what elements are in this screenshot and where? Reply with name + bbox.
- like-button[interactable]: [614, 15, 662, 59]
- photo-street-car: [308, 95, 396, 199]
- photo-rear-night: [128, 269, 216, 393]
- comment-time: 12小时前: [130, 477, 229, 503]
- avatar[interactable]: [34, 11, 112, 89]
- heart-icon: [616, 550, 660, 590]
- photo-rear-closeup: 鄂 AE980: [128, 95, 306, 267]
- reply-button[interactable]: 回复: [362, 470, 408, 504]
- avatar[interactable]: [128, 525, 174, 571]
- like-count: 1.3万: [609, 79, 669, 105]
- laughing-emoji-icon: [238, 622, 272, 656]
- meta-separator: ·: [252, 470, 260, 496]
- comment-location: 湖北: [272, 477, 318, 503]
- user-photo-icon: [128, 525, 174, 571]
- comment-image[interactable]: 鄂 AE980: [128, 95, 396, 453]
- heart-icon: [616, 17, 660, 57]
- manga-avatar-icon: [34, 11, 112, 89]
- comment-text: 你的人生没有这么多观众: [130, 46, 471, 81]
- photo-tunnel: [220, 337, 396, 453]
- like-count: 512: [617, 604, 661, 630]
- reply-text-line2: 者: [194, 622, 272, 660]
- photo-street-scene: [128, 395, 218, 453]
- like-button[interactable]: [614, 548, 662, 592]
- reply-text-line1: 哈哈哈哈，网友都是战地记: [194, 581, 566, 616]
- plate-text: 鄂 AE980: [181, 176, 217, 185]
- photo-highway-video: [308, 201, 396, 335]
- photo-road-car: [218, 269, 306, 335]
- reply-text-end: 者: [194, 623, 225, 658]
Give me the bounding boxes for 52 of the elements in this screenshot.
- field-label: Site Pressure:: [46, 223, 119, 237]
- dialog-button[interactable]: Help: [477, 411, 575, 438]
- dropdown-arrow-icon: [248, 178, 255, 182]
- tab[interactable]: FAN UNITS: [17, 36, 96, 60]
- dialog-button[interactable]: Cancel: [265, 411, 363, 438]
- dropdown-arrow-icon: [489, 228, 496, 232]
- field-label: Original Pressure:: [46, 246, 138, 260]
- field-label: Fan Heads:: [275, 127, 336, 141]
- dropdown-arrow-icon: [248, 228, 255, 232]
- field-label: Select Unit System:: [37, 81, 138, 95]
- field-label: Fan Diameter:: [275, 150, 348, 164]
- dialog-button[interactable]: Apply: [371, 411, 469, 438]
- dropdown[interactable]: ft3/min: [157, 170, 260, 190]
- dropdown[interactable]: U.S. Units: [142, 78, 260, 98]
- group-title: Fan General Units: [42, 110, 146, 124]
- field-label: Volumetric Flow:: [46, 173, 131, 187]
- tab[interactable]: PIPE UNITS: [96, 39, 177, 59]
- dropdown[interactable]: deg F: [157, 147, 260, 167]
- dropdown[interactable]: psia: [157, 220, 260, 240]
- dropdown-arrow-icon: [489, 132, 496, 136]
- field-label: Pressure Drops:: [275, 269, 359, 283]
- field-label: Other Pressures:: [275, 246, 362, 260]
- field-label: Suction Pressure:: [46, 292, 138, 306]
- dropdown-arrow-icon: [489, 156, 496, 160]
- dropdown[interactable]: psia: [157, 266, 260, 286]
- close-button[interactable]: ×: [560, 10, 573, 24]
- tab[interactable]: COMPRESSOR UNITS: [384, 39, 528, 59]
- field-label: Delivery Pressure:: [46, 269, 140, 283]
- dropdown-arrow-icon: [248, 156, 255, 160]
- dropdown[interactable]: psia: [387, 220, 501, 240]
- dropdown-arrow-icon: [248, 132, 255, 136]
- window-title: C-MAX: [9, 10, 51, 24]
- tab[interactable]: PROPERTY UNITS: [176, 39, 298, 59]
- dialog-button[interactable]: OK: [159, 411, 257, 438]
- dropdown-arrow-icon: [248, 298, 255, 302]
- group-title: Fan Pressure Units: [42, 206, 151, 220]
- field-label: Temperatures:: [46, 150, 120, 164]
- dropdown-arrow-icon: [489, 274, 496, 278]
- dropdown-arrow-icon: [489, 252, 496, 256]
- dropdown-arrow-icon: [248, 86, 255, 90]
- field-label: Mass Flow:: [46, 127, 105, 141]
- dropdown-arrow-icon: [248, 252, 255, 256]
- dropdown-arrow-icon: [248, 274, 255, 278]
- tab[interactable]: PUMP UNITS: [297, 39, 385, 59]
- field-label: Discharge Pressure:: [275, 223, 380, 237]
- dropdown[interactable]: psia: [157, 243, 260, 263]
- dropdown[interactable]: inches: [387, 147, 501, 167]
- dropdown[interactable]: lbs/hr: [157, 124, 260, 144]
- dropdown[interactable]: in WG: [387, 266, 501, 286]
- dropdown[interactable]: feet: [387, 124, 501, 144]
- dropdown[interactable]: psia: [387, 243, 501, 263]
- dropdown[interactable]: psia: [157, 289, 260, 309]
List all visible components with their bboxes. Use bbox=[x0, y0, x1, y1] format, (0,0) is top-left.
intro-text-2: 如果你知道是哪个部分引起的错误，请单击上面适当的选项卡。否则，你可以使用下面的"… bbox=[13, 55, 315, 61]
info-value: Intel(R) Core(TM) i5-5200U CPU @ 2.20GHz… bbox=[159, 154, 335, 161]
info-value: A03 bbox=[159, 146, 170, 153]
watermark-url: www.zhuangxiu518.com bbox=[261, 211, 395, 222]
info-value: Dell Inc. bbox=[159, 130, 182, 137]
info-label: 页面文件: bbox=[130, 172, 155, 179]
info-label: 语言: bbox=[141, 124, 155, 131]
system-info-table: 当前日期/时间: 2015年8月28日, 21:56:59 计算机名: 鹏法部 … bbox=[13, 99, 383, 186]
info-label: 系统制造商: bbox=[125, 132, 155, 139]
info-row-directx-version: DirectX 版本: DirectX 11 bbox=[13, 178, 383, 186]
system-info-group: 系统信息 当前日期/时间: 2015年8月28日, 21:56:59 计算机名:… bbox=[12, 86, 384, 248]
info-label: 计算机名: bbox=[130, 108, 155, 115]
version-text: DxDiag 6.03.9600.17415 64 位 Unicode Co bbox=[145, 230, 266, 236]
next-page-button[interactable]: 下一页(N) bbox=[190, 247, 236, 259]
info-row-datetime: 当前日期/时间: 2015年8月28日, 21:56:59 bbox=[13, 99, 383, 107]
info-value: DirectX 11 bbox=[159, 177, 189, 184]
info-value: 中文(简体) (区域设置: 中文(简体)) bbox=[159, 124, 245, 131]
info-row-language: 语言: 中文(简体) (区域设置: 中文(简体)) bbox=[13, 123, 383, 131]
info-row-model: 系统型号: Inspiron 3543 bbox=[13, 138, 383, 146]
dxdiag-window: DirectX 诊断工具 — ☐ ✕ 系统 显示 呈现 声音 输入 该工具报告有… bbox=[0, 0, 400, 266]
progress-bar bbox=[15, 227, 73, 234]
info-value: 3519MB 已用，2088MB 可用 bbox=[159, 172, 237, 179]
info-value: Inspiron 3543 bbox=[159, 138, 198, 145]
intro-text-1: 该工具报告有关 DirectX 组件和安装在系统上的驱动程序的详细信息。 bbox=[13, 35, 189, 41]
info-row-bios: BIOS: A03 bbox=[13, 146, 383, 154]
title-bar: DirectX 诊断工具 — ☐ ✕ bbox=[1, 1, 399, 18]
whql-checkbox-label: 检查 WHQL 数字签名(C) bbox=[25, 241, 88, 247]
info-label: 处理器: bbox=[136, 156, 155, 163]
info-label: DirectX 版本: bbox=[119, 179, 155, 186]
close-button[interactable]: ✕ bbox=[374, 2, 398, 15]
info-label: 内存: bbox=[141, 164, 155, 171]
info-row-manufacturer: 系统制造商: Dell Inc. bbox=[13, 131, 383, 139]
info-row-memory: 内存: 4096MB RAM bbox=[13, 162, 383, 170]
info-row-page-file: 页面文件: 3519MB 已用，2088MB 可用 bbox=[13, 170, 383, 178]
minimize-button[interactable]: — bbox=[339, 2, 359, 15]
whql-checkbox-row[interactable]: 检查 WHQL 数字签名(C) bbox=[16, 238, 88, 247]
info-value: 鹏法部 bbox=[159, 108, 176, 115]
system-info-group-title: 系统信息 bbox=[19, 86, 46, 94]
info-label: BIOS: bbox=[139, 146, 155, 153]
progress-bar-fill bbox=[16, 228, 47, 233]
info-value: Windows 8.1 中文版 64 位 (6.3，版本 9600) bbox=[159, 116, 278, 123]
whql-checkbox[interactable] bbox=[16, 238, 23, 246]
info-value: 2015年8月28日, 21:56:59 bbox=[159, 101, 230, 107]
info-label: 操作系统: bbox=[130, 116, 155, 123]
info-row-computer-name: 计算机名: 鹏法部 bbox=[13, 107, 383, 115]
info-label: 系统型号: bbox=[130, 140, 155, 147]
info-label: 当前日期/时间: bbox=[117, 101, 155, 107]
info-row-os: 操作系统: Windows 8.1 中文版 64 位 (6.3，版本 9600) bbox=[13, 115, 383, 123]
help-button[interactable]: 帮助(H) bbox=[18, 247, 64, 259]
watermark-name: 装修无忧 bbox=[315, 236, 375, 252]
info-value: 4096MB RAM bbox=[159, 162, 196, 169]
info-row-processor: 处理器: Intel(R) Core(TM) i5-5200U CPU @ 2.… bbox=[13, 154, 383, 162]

□ □ □ □

> **What the exercise asks**: Copy the lines from the beginning of the records through the line that contains "- dropdown-arrow-icon: [248, 228, 255, 232]", inclusive, replacing "like-button" with "favorite-button" and leaving everything else unchanged.

> **In response**:
what elements are in this screenshot and where? Reply with name + bbox.
- favorite-button[interactable]: [614, 15, 662, 59]
- photo-street-car: [308, 95, 396, 199]
- photo-rear-night: [128, 269, 216, 393]
- comment-time: 12小时前: [130, 477, 229, 503]
- avatar[interactable]: [34, 11, 112, 89]
- heart-icon: [616, 550, 660, 590]
- photo-rear-closeup: 鄂 AE980: [128, 95, 306, 267]
- reply-button[interactable]: 回复: [362, 470, 408, 504]
- avatar[interactable]: [128, 525, 174, 571]
- like-count: 1.3万: [609, 79, 669, 105]
- laughing-emoji-icon: [238, 622, 272, 656]
- meta-separator: ·: [252, 470, 260, 496]
- comment-location: 湖北: [272, 477, 318, 503]
- user-photo-icon: [128, 525, 174, 571]
- comment-image[interactable]: 鄂 AE980: [128, 95, 396, 453]
- heart-icon: [616, 17, 660, 57]
- manga-avatar-icon: [34, 11, 112, 89]
- comment-text: 你的人生没有这么多观众: [130, 46, 471, 81]
- photo-tunnel: [220, 337, 396, 453]
- like-count: 512: [617, 604, 661, 630]
- reply-text-line2: 者: [194, 622, 272, 660]
- photo-street-scene: [128, 395, 218, 453]
- favorite-button[interactable]: [614, 548, 662, 592]
- reply-text-line1: 哈哈哈哈，网友都是战地记: [194, 581, 566, 616]
- plate-text: 鄂 AE980: [181, 176, 217, 185]
- photo-highway-video: [308, 201, 396, 335]
- photo-road-car: [218, 269, 306, 335]
- reply-text-end: 者: [194, 623, 225, 658]
Give me the bounding boxes for 52 of the elements in this screenshot.
- field-label: Site Pressure:: [46, 223, 119, 237]
- dialog-button[interactable]: Help: [477, 411, 575, 438]
- dropdown-arrow-icon: [248, 178, 255, 182]
- tab[interactable]: FAN UNITS: [17, 36, 96, 60]
- dialog-button[interactable]: Cancel: [265, 411, 363, 438]
- dropdown-arrow-icon: [489, 228, 496, 232]
- field-label: Original Pressure:: [46, 246, 138, 260]
- field-label: Fan Heads:: [275, 127, 336, 141]
- dropdown-arrow-icon: [248, 228, 255, 232]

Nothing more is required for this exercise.